**Task directions:**
Every line that holds "Probability" should be shown.

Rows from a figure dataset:
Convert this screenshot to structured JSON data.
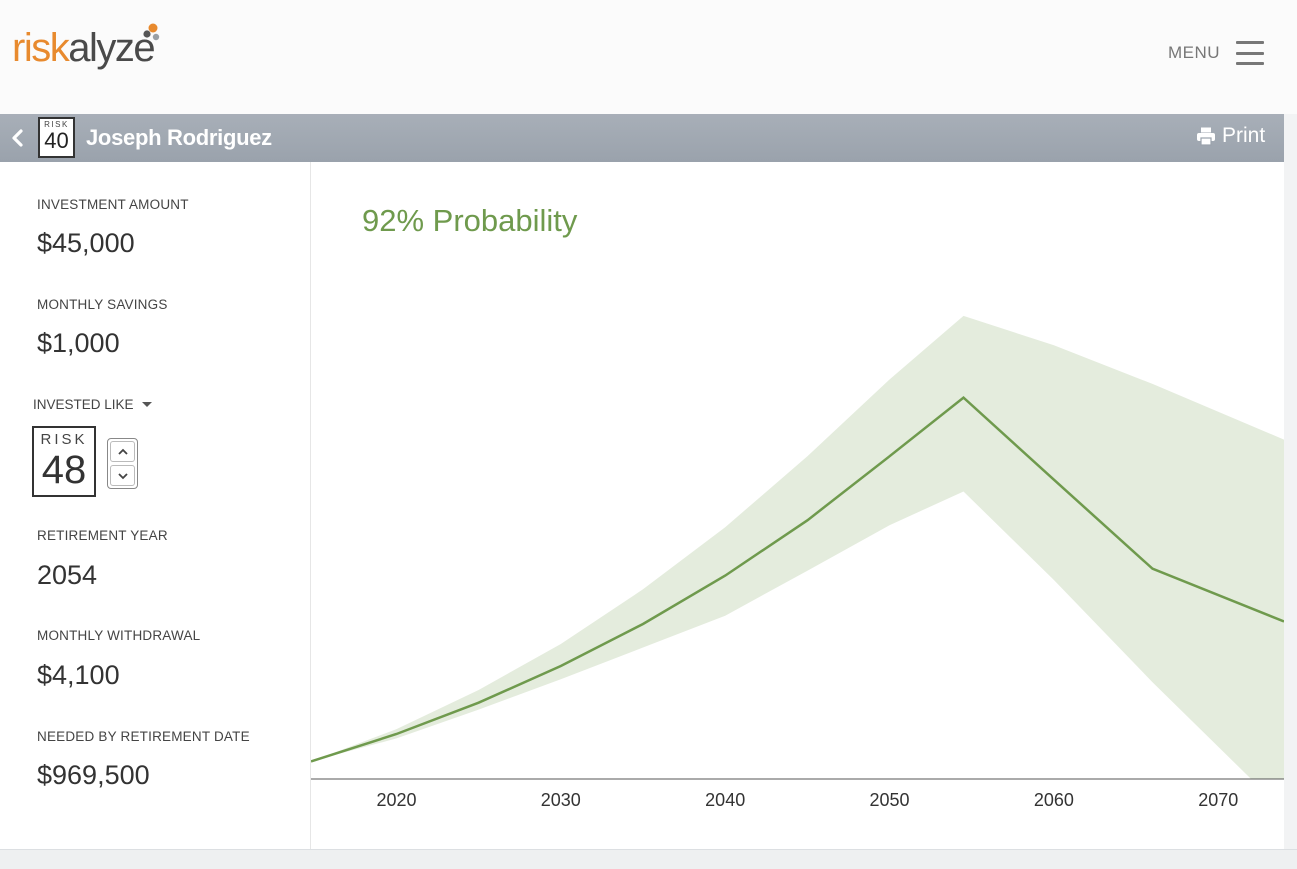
{
  "app": {
    "logo_part1": "risk",
    "logo_part2": "alyze",
    "menu_label": "MENU"
  },
  "client": {
    "risk_label": "RISK",
    "risk_score": "40",
    "name": "Joseph Rodriguez",
    "print_label": "Print"
  },
  "fields": {
    "investment_amount_label": "INVESTMENT AMOUNT",
    "investment_amount": "$45,000",
    "monthly_savings_label": "MONTHLY SAVINGS",
    "monthly_savings": "$1,000",
    "invested_like_label": "INVESTED LIKE",
    "invested_risk_label": "RISK",
    "invested_risk_score": "48",
    "retirement_year_label": "RETIREMENT YEAR",
    "retirement_year": "2054",
    "monthly_withdrawal_label": "MONTHLY WITHDRAWAL",
    "monthly_withdrawal": "$4,100",
    "needed_label": "NEEDED BY RETIREMENT DATE",
    "needed_value": "$969,500"
  },
  "probability_text": "92% Probability",
  "colors": {
    "accent_green": "#6f9a4d",
    "band_green": "#e4ecdd",
    "logo_orange": "#e88a2e",
    "header_gray": "#a1a8b1"
  },
  "icons": {
    "back": "chevron-left-icon",
    "menu": "hamburger-icon",
    "print": "printer-icon",
    "dropdown": "caret-down-icon",
    "step_up": "chevron-up-icon",
    "step_down": "chevron-down-icon"
  },
  "chart_data": {
    "type": "area",
    "title": "92% Probability",
    "xlabel": "",
    "ylabel": "",
    "x_ticks": [
      2020,
      2030,
      2040,
      2050,
      2060,
      2070
    ],
    "x_range": [
      2014.8,
      2074
    ],
    "y_range": [
      0,
      100
    ],
    "grid": false,
    "series": [
      {
        "role": "median",
        "x": [
          2014.8,
          2020,
          2025,
          2030,
          2035,
          2040,
          2045,
          2050,
          2054.5,
          2060,
          2066,
          2074
        ],
        "y": [
          3.6,
          9.2,
          15.6,
          23.1,
          31.7,
          41.6,
          52.9,
          66.0,
          78.0,
          61.2,
          43.0,
          32.2
        ]
      },
      {
        "role": "upper",
        "x": [
          2014.8,
          2020,
          2025,
          2030,
          2035,
          2040,
          2045,
          2050,
          2054.5,
          2060,
          2066,
          2074
        ],
        "y": [
          3.6,
          10.2,
          18.2,
          27.6,
          38.8,
          51.5,
          66.0,
          81.7,
          94.7,
          88.7,
          80.8,
          69.4
        ]
      },
      {
        "role": "lower",
        "x": [
          2014.8,
          2020,
          2025,
          2030,
          2035,
          2040,
          2045,
          2050,
          2054.5,
          2060,
          2066,
          2072
        ],
        "y": [
          3.6,
          8.3,
          14.2,
          20.4,
          26.9,
          33.4,
          42.6,
          51.9,
          58.8,
          40.7,
          19.8,
          0
        ]
      }
    ]
  }
}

**Completed task:**
  "probability_text": "92% Probability",
    "title": "92% Probability",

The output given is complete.